> **What to produce**: Word for word, copy all the data and drop the pictures.

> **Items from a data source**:

(begin)

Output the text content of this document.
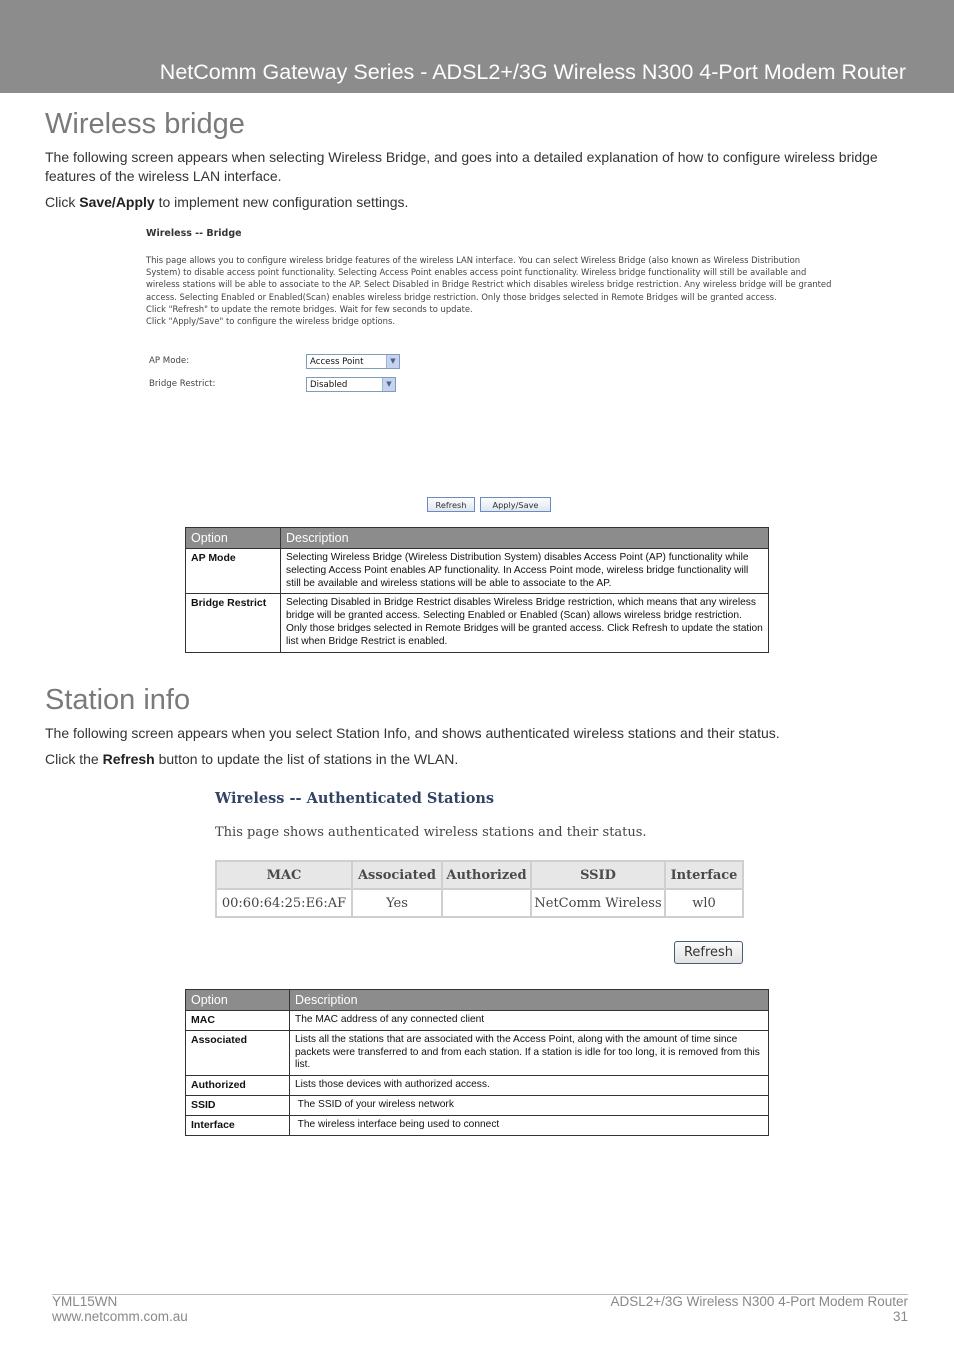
NetComm Gateway Series - ADSL2+/3G Wireless N300 4-Port Modem Router
Wireless bridge

The following screen appears when selecting Wireless Bridge, and goes into a detailed explanation of how to configure wireless bridge features of the wireless LAN interface.

Click Save/Apply to implement new configuration settings.

Wireless -- Bridge
This page allows you to configure wireless bridge features of the wireless LAN interface. You can select Wireless Bridge (also known as Wireless Distribution System) to disable access point functionality. Selecting Access Point enables access point functionality. Wireless bridge functionality will still be available and wireless stations will be able to associate to the AP. Select Disabled in Bridge Restrict which disables wireless bridge restriction. Any wireless bridge will be granted access. Selecting Enabled or Enabled(Scan) enables wireless bridge restriction. Only those bridges selected in Remote Bridges will be granted access.
Click "Refresh" to update the remote bridges. Wait for few seconds to update.
Click "Apply/Save" to configure the wireless bridge options.
AP Mode:	Access Point	▼
Bridge Restrict:	Disabled	▼
Refresh	Apply/Save
Option	Description
AP Mode	Selecting Wireless Bridge (Wireless Distribution System) disables Access Point (AP) functionality while selecting Access Point enables AP functionality. In Access Point mode, wireless bridge functionality will still be available and wireless stations will be able to associate to the AP.
Bridge Restrict	Selecting Disabled in Bridge Restrict disables Wireless Bridge restriction, which means that any wireless bridge will be granted access. Selecting Enabled or Enabled (Scan) allows wireless bridge restriction. Only those bridges selected in Remote Bridges will be granted access. Click Refresh to update the station list when Bridge Restrict is enabled.
Station info

The following screen appears when you select Station Info, and shows authenticated wireless stations and their status.

Click the Refresh button to update the list of stations in the WLAN.

Wireless -- Authenticated Stations
This page shows authenticated wireless stations and their status.
MAC	Associated	Authorized	SSID	Interface
00:60:64:25:E6:AF	Yes		NetComm Wireless	wl0
Refresh
Option	Description
MAC	The MAC address of any connected client
Associated	Lists all the stations that are associated with the Access Point, along with the amount of time since packets were transferred to and from each station. If a station is idle for too long, it is removed from this list.
Authorized	Lists those devices with authorized access.
SSID	The SSID of your wireless network
Interface	The wireless interface being used to connect
YML15WN
www.netcomm.com.au
ADSL2+/3G Wireless N300 4-Port Modem Router
31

(end)

> **Reply**:
Output the text content of this document.
NetComm Gateway Series - ADSL2+/3G Wireless N300 4-Port Modem Router
Wireless bridge

The following screen appears when selecting Wireless Bridge, and goes into a detailed explanation of how to configure wireless bridge features of the wireless LAN interface.

Click Save/Apply to implement new configuration settings.

Wireless -- Bridge
This page allows you to configure wireless bridge features of the wireless LAN interface. You can select Wireless Bridge (also known as Wireless Distribution System) to disable access point functionality. Selecting Access Point enables access point functionality. Wireless bridge functionality will still be available and wireless stations will be able to associate to the AP. Select Disabled in Bridge Restrict which disables wireless bridge restriction. Any wireless bridge will be granted access. Selecting Enabled or Enabled(Scan) enables wireless bridge restriction. Only those bridges selected in Remote Bridges will be granted access.
Click "Refresh" to update the remote bridges. Wait for few seconds to update.
Click "Apply/Save" to configure the wireless bridge options.
AP Mode:	Access Point	▼
Bridge Restrict:	Disabled	▼
Refresh	Apply/Save
Option	Description
AP Mode	Selecting Wireless Bridge (Wireless Distribution System) disables Access Point (AP) functionality while selecting Access Point enables AP functionality. In Access Point mode, wireless bridge functionality will still be available and wireless stations will be able to associate to the AP.
Bridge Restrict	Selecting Disabled in Bridge Restrict disables Wireless Bridge restriction, which means that any wireless bridge will be granted access. Selecting Enabled or Enabled (Scan) allows wireless bridge restriction. Only those bridges selected in Remote Bridges will be granted access. Click Refresh to update the station list when Bridge Restrict is enabled.
Station info

The following screen appears when you select Station Info, and shows authenticated wireless stations and their status.

Click the Refresh button to update the list of stations in the WLAN.

Wireless -- Authenticated Stations
This page shows authenticated wireless stations and their status.
MAC	Associated	Authorized	SSID	Interface
00:60:64:25:E6:AF	Yes		NetComm Wireless	wl0
Refresh
Option	Description
MAC	The MAC address of any connected client
Associated	Lists all the stations that are associated with the Access Point, along with the amount of time since packets were transferred to and from each station. If a station is idle for too long, it is removed from this list.
Authorized	Lists those devices with authorized access.
SSID	The SSID of your wireless network
Interface	The wireless interface being used to connect
YML15WN
www.netcomm.com.au
ADSL2+/3G Wireless N300 4-Port Modem Router
31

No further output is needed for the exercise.